>> start Source records
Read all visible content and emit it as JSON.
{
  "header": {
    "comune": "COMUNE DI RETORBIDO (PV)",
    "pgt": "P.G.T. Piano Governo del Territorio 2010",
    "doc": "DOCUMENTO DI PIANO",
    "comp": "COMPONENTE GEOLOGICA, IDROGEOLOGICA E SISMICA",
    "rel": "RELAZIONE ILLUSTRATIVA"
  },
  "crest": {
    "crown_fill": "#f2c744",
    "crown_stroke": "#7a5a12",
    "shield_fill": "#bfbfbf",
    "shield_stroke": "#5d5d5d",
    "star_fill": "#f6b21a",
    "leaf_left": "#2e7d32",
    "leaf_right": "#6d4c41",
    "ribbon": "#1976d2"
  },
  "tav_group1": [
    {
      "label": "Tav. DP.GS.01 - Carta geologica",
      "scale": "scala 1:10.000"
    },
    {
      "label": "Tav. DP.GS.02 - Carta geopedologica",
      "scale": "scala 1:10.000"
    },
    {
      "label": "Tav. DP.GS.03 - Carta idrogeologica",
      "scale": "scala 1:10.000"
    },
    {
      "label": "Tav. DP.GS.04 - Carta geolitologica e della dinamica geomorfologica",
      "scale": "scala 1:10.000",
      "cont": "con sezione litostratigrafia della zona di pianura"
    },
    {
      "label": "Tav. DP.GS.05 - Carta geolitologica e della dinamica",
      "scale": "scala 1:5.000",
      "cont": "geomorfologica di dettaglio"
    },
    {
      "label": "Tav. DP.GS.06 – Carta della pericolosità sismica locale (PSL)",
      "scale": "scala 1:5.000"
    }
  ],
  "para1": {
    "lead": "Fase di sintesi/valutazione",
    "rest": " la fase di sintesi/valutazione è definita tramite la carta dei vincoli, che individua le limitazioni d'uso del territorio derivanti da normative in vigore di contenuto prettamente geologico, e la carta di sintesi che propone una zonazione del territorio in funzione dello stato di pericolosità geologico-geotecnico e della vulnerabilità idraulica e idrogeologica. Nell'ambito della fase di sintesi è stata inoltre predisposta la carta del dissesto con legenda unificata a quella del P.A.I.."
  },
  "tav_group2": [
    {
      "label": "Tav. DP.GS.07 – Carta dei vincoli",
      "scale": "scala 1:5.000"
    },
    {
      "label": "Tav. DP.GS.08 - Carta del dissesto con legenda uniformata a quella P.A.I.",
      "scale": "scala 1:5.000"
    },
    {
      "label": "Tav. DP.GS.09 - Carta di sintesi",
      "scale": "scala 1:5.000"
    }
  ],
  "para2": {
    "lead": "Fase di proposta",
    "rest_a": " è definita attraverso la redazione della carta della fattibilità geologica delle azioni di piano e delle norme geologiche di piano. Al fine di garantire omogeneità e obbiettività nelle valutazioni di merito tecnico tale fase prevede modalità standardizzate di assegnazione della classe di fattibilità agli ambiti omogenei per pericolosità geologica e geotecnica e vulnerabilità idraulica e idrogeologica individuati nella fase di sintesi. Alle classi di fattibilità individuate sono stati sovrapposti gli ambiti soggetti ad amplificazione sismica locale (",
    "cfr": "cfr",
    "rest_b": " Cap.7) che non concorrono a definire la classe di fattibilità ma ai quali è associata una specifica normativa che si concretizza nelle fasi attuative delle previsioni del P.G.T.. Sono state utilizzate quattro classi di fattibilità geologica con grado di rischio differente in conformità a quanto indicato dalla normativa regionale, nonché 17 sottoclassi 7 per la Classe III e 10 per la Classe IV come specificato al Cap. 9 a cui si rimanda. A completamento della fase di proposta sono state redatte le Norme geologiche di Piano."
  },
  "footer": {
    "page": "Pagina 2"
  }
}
>> end Source records
Search the records for the word "dinamica". Copy every line that has it.

Correct response:
      "label": "Tav. DP.GS.04 - Carta geolitologica e della dinamica geomorfologica",
      "label": "Tav. DP.GS.05 - Carta geolitologica e della dinamica",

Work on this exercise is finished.